食卓での給仕の仕方や簡単な家事の処理を学びます。
勿論、この時点で身分は一番低く、城従のほかの人間からあれこれ私事を受ける立場で、使いっ走りに走らされたり、洗濯仕事をあてがわれます。
そしてやはり大事なのは基礎訓練です。
要視されたのはもちろん武芸全般です。

将来、職業軍人になる彼らは走ったりよじ登ったりなど体力を必要とすることをひたすら行います。
水泳や跳躍など現代の「体育」そのまんまです。

しかし「体育」と違うのは、乗馬・剣術・槍術など戦いのための技術も学ぶことにあります。
彼らは熟練と共に集団で訓練を受け始めることになり、実践に近い状態での訓練に進みます


12歳~
より大きな場所(宮廷など)に場所が移ったら、「小姓」から「騎士見習(従騎士)」に格上げされます。
交代で領主の食事の給仕、馬の世話、馬具の整備、さらに領主がトーナメントや戦闘に赴く場合には、その装具と武具の管理、出陣前には領主に甲冑を着せる手伝いなどが主な仕事です。

そして訓練も前よりもより実践的な訓練を受けることになります。
なんといっても、騎士は体力が命です。
数時間、50ポンド(22.5キロ)の鎖帷子を着て、さらに走り回ったり武器を振り回さなければならないのですから。
勿論、力も大事です。
重い剣を振り回し、槍を小脇に抱えてダッシュし、斧を振り上げて相手に強烈な一撃を与えなければならないのですから。

まず彼等は、甲冑を着けずに徒歩や普段着(勿論、運動着)のままで武具を扱う事からスタートしました。
まだこの段階では正式な武器は貰えず、鉄をはめた棍棒が彼等の武器でした。
なので、戦闘訓練以外は実践においては、そうした棍棒を振り回して戦っていたことでしょう。

こうした訓練は、合同で行われました。そうすることで、騎士としての同胞意識、連帯感を強めたのですから。

さて、戦闘技術以外にも騎士が身に付けるものは沢山あります。
肉の切り分け方、食卓での給仕の仕方、舞踏、雅な作法の練習、狩猟、祝宴など。
後世になると、これに紋章学の基礎が必修となりました。
でないと、どこの誰と戦うか分かりませんからね。(まあ、一騎討ちを行うのはトーナメントぐらいで、実際の戦いで行うことはほとんどありません)
また、なかには音楽や文学などの教養を身に付けた者もいます。
さらには教会にわざわざ言って、文字の読み書きを習った人もいたようです。

_取り組む作業_
1: 騎士の訓練に関する本文から、「水泳や跳躍など現代の「体育」そのまんまです。」から「そして訓練も前よりもより実践的な訓練を受けることになります。」までを、両端の語句も含めて一字一句そのまま書き写してください。
2: 騎士の訓練に関する本文では、宮廷など大きな場所に移ったとき「小姓」から何に格上げされると述べられていますか。

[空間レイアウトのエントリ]
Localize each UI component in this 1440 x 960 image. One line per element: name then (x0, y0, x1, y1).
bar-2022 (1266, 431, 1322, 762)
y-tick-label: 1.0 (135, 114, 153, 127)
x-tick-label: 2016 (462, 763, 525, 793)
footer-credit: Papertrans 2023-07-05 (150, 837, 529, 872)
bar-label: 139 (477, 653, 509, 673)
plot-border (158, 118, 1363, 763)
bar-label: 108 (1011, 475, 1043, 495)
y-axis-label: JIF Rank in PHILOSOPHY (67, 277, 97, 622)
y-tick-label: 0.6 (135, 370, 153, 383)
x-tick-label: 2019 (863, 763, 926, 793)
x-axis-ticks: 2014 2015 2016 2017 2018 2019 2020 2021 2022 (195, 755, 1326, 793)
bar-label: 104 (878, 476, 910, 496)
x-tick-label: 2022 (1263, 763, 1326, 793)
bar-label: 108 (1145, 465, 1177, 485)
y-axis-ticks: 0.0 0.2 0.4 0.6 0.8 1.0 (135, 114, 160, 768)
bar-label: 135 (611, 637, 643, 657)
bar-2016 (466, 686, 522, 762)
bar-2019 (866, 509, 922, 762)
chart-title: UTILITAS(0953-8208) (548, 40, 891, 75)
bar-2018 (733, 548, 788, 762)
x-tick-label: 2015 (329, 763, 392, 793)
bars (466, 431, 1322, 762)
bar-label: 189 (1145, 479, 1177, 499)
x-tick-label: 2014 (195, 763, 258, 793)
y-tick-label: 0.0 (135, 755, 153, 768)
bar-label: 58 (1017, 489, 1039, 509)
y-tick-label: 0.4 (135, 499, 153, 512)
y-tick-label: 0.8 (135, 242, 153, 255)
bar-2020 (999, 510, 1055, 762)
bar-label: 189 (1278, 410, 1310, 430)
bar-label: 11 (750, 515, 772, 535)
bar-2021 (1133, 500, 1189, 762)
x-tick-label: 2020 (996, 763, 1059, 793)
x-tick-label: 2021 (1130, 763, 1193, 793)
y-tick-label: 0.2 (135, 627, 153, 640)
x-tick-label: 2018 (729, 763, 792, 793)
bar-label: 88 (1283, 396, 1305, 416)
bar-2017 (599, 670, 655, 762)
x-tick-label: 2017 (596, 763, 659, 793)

_最終回答_
1:
水泳や跳躍など現代の「体育」そのまんまです。

しかし「体育」と違うのは、乗馬・剣術・槍術など戦いのための技術も学ぶことにあります。
彼らは熟練と共に集団で訓練を受け始めることになり、実践に近い状態での訓練に進みます


12歳~
より大きな場所(宮廷など)に場所が移ったら、「小姓」から「騎士見習(従騎士)」に格上げされます。
交代で領主の食事の給仕、馬の世話、馬具の整備、さらに領主がトーナメントや戦闘に赴く場合には、その装具と武具の管理、出陣前には領主に甲冑を着せる手伝いなどが主な仕事です。

そして訓練も前よりもより実践的な訓練を受けることになります。

2: 「騎士見習(従騎士)」に格上げされます。